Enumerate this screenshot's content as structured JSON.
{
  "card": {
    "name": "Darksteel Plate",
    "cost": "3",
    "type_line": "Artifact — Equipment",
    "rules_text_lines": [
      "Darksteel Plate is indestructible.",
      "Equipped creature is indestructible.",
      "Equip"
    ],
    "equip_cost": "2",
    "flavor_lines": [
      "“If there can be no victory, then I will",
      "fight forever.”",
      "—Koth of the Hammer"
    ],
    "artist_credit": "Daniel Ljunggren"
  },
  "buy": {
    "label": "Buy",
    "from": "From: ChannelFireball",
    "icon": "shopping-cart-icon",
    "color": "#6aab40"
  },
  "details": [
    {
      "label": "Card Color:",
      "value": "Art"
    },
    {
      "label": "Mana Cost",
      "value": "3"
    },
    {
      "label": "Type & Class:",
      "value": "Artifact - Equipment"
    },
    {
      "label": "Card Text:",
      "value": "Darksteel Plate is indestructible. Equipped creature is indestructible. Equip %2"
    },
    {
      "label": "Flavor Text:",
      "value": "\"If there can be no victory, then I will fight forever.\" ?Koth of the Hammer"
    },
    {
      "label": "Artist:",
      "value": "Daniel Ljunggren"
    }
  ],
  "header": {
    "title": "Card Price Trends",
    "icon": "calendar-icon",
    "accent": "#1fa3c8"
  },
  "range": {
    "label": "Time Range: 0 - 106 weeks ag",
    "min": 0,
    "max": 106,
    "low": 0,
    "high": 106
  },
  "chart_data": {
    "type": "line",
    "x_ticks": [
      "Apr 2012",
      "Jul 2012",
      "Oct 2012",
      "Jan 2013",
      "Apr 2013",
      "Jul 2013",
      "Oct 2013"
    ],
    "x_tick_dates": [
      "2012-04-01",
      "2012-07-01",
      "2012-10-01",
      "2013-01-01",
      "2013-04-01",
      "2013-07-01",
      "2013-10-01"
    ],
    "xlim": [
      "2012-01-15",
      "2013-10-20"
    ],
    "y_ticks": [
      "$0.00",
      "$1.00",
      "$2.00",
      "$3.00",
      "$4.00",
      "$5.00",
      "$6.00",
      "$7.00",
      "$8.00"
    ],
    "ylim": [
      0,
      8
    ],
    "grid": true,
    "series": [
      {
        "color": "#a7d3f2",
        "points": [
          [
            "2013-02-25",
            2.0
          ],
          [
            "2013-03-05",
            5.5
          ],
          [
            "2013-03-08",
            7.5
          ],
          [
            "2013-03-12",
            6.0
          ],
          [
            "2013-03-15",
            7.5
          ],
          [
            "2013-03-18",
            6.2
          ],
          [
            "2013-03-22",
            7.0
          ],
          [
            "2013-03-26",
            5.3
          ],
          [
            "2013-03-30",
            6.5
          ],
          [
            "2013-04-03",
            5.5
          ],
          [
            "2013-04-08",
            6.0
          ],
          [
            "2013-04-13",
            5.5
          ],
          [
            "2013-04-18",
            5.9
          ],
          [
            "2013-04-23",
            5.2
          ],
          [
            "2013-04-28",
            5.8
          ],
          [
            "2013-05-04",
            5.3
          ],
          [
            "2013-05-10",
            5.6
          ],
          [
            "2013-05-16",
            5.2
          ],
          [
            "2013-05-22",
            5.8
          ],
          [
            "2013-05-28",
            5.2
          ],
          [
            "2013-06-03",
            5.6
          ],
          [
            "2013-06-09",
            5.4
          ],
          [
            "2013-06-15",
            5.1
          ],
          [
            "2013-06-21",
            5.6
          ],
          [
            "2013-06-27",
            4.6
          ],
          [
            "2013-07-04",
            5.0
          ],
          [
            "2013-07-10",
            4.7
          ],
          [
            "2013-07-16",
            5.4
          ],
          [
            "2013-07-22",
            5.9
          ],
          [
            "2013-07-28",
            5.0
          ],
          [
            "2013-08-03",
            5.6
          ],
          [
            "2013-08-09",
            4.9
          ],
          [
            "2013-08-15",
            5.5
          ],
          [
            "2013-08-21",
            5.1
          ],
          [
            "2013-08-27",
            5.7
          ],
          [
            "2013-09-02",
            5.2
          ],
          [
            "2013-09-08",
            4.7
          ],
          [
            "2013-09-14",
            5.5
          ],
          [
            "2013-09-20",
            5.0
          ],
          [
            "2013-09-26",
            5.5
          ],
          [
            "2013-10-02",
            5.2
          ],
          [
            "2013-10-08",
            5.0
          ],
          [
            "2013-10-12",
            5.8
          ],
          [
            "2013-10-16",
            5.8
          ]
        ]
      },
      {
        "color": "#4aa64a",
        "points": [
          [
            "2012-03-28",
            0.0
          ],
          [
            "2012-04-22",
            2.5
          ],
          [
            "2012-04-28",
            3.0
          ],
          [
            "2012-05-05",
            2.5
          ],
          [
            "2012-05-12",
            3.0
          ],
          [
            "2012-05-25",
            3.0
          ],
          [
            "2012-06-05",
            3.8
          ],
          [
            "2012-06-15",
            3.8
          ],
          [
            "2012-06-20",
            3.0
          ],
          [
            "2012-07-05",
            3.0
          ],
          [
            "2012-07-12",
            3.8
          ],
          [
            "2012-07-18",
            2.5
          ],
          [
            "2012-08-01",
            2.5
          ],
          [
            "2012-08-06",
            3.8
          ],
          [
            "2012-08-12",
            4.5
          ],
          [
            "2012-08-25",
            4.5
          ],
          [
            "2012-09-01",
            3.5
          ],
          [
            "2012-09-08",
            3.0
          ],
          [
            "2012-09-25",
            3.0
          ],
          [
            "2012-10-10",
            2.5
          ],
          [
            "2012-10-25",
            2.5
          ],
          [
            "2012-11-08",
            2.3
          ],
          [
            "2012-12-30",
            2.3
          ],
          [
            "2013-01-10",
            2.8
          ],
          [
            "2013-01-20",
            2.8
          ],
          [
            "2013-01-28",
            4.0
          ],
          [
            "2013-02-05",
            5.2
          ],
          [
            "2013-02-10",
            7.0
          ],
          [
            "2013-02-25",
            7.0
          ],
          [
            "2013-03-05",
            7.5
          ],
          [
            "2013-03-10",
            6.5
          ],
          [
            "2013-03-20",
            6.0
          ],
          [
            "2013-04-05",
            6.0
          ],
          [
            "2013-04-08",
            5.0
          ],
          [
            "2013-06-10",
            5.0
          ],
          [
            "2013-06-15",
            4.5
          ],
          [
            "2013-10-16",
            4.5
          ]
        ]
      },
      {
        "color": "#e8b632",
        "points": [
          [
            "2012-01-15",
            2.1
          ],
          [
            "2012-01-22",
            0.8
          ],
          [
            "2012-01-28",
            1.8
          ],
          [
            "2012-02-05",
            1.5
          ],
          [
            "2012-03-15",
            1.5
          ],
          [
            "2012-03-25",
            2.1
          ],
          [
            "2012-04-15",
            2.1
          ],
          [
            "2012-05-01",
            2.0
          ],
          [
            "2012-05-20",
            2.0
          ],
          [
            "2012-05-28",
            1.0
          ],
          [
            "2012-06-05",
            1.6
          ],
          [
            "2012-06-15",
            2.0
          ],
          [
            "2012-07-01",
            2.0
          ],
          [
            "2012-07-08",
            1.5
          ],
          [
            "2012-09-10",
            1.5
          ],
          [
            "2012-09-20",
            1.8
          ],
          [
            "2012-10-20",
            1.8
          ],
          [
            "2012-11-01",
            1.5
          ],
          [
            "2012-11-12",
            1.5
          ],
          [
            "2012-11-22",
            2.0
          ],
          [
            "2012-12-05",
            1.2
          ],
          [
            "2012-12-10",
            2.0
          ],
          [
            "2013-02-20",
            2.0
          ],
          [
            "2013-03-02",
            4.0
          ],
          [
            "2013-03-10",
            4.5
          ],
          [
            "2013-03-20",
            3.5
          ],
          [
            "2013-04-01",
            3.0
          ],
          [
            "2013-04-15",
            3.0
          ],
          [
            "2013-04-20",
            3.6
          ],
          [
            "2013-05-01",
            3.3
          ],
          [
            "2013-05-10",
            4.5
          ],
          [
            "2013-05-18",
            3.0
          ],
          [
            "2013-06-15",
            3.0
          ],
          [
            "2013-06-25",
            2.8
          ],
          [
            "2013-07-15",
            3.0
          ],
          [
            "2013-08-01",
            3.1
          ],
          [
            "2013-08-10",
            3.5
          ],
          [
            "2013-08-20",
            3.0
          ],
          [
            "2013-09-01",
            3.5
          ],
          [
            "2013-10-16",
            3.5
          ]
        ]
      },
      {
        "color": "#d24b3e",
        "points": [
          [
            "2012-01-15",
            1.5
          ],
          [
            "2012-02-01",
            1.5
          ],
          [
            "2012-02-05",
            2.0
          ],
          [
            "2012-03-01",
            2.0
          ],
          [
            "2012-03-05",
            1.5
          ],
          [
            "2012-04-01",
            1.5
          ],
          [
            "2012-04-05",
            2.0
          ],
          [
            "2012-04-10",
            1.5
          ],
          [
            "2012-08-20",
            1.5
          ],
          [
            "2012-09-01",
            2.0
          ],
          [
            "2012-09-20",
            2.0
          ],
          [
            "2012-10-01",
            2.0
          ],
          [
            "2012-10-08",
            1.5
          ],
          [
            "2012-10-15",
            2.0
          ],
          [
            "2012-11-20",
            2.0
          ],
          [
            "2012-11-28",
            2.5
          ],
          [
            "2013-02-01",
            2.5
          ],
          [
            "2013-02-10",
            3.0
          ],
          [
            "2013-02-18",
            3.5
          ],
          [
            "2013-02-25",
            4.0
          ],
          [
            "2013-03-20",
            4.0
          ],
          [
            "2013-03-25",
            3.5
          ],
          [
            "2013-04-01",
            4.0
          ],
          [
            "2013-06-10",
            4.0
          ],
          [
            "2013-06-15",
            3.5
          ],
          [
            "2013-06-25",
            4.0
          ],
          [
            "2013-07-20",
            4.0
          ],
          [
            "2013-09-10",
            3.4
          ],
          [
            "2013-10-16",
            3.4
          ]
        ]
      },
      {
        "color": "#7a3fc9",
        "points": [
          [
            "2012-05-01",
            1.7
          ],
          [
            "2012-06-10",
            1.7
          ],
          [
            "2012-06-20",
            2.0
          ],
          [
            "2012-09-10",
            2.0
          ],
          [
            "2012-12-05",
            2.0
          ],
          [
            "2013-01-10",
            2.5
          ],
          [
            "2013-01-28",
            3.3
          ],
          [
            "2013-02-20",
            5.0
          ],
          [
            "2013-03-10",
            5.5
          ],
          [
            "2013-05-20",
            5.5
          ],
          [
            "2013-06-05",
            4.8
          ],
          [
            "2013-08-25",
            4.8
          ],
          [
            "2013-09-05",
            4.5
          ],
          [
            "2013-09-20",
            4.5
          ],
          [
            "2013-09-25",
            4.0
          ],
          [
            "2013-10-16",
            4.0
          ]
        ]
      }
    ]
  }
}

______________________________

What is required → Copy every single line of the material above that holds "creature".

Task response →
      "Equipped creature is indestructible.",
      "value": "Darksteel Plate is indestructible. Equipped creature is indestructible. Equip %2"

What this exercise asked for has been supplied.